取り組む課題:
• 1. 課題文をもとに、次の問いに答えてください。
(a) 今回の寒波で、台北の平地では気温が何度近くまで下がったか。
(b) 『台湾府志』は何年に発行されたとされているか。
(c) 日本が1896年に観測所を設けたのは何ヶ所か。
• 2. 課題文の「今回は記録的な寒さのせいでそ」から下の「0℃)を記録した年でもある。」までを、一字一句そのまま書き写してください。

課題文:
---+---
台北の記録的な寒さと降雪
今年(2021年)に入り日本には大陸からの寒波が入り、特にここ数日の日本海側の積雪量が記録的な多さとなっている。
実は南の台湾でも同じく寒波が襲来し、記録的な寒さを記録している。
台北では平地でも4℃近くまで下がり、熱帯のはずの高雄でも10℃。
(資料:Facebook「看見世界天氣晴」より)
標高1000m近くの山々が、このように雪に覆われた。
台湾は北部は亜熱帯、南部は完全に熱帯性気候で、そもそも暖房など必要ない地域である。さらに、日本統治時代は「狂熱」と呼ばれた暑さ用に、家も風通しが良いように作られている。
今回は記録的な寒さのせいでそもそも暖房など準備していない人々は、寒さに耐えるしかない。在住者よりの報告によると、何十人からの「凍死者」も出ているという。
ハロゲンヒーターがまたたく間に売れ、品不足が続いている。
さて、台北またはその近辺での降雪記録は他にあるのだろうか。
そこを調べてみた。
台北の降雪の歴史
◆近代以前
台湾での降雪の最古の記録は、1696年に発行されたという『台湾府志』に、
「鶏龍山の雪は台湾八景の一つである」
との記述がある。
「鶏龍」とは現在の淡水付近だが、「鶏龍山」とは現在の基隆山(標高588m)か、あるいは現在も降雪が続く七星山か大屯山(同1000m)と言われている。
16世紀より18世紀までは、台湾だけでなく世界的に気温が下がっており、数百年単位の小氷河期とも呼ばれている。日本でも、1732年の「天明の飢饉」の時期では7月なのに冬並みに寒かったという記録がある。
この時期には、1683(康熙22年)年、1788(乾隆53年)年、1857(咸豊7)年に降雪の記録があり、特に1892年から1893年にかけ強烈な寒波が訪れ、嘉義や雲林で積雪を記録し家畜が軒並み凍死したという記録が残されている。
この1892~1893年が「台湾史上最も寒い時期」とされているが、当時の台湾には科学的な観測がなされておらず、気温が積雪量などの記録は口伝や記憶に頼るしかない。
なお、1893年は日本の広島市内で史上最高積雪(31cm)、香港の史上最低温度(0℃)を記録した年でもある。
◆近代以降
1.日本統治時代
台湾で近代的な気候観測が始まったのは、1895年の日本による台湾統治以降である。
なお、日本が台湾を統治していた時代は、台湾では一般に「日治時代」または「日本時代」という。民主化以前、または馬英九政権時代(2008-2016)に使われた「日拠時代」という言葉もあるが、意味は「日本の不法占拠時代」となり、歴史的事実にそぐわないと現在では公的には使われていない。
日本は台湾領有後、早速1896(明治29)年に台北、台中、台南、恒春、澎湖の五ヶ所に観測所を設け、科学的な気象記録を残している。
20世紀に入ると、世界的に気候が落ち着き、19世紀までの降雪記録が目立たなくなる。
---+---
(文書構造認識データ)
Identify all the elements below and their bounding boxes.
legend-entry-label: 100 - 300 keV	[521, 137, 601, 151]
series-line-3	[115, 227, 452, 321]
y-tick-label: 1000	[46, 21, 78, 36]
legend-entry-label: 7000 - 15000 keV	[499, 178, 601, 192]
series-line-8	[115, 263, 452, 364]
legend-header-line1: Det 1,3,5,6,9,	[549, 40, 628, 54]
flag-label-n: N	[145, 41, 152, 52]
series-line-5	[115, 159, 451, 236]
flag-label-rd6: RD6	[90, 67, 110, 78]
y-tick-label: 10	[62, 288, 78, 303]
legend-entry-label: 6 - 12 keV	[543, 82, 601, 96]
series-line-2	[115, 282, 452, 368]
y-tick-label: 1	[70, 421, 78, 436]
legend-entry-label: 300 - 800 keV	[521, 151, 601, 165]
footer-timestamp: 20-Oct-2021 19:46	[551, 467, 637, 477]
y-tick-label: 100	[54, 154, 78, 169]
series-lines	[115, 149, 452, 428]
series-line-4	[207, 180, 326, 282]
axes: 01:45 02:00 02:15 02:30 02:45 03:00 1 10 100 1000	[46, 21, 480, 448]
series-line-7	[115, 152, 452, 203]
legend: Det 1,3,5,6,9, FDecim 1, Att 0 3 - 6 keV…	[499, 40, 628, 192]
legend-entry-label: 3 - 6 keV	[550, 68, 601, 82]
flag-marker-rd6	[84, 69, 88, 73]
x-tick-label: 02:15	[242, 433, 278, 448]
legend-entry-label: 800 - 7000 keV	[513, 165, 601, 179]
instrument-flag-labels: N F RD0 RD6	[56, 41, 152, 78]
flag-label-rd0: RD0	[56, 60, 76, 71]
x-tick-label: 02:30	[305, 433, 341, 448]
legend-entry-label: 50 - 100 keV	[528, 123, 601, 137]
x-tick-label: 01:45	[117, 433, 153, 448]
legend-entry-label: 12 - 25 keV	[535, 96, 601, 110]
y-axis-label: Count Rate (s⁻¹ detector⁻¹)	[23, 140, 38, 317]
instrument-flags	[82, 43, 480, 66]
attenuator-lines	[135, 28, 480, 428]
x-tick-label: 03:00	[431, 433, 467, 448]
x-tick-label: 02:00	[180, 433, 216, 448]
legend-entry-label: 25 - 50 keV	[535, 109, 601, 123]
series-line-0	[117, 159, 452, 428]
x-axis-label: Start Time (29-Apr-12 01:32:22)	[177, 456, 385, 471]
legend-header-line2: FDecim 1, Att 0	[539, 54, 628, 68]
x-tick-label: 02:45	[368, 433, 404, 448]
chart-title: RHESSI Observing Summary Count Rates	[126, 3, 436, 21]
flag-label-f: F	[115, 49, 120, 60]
---+---
演習結果:
• 1.
(a) 4℃近く
(b) 1696年
(c) 五ヶ所(台北、台中、台南、恒春、澎湖)

• 2.
今回は記録的な寒さのせいでそもそも暖房など準備していない人々は、寒さに耐えるしかない。在住者よりの報告によると、何十人からの「凍死者」も出ているという。
ハロゲンヒーターがまたたく間に売れ、品不足が続いている。
さて、台北またはその近辺での降雪記録は他にあるのだろうか。
そこを調べてみた。
台北の降雪の歴史
◆近代以前
台湾での降雪の最古の記録は、1696年に発行されたという『台湾府志』に、
「鶏龍山の雪は台湾八景の一つである」
との記述がある。
「鶏龍」とは現在の淡水付近だが、「鶏龍山」とは現在の基隆山(標高588m)か、あるいは現在も降雪が続く七星山か大屯山(同1000m)と言われている。
16世紀より18世紀までは、台湾だけでなく世界的に気温が下がっており、数百年単位の小氷河期とも呼ばれている。日本でも、1732年の「天明の飢饉」の時期では7月なのに冬並みに寒かったという記録がある。
この時期には、1683(康熙22年)年、1788(乾隆53年)年、1857(咸豊7)年に降雪の記録があり、特に1892年から1893年にかけ強烈な寒波が訪れ、嘉義や雲林で積雪を記録し家畜が軒並み凍死したという記録が残されている。
この1892~1893年が「台湾史上最も寒い時期」とされているが、当時の台湾には科学的な観測がなされておらず、気温が積雪量などの記録は口伝や記憶に頼るしかない。
なお、1893年は日本の広島市内で史上最高積雪(31cm)、香港の史上最低温度(0℃)を記録した年でもある。